* **TO DO**: Locate and copy each line in the data that contains the word "Украинского".

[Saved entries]
|---|
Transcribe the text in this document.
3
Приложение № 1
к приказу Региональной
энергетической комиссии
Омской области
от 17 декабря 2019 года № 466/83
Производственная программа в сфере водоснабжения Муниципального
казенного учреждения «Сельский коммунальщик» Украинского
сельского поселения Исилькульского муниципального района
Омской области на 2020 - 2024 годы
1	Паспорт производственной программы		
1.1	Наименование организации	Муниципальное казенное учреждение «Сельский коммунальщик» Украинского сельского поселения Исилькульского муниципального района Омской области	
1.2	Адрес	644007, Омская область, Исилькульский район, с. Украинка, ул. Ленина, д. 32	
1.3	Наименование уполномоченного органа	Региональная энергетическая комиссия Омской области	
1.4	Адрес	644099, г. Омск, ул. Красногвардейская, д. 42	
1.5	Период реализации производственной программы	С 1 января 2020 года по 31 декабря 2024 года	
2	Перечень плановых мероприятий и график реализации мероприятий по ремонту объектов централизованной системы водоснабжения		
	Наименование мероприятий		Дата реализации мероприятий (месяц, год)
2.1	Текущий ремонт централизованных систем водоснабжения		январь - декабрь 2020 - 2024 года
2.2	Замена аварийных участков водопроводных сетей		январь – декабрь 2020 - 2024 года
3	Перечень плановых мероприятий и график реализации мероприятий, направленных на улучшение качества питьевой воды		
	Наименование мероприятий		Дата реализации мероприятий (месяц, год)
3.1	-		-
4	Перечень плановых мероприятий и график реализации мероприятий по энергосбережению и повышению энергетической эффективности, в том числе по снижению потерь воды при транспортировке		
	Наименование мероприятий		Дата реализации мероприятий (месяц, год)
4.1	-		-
|---|
* **WRITTEN ANSWER**:
казенного учреждения «Сельский коммунальщик» Украинского
1.1	Наименование организации	Муниципальное казенное учреждение «Сельский коммунальщик» Украинского сельского поселения Исилькульского муниципального района Омской области	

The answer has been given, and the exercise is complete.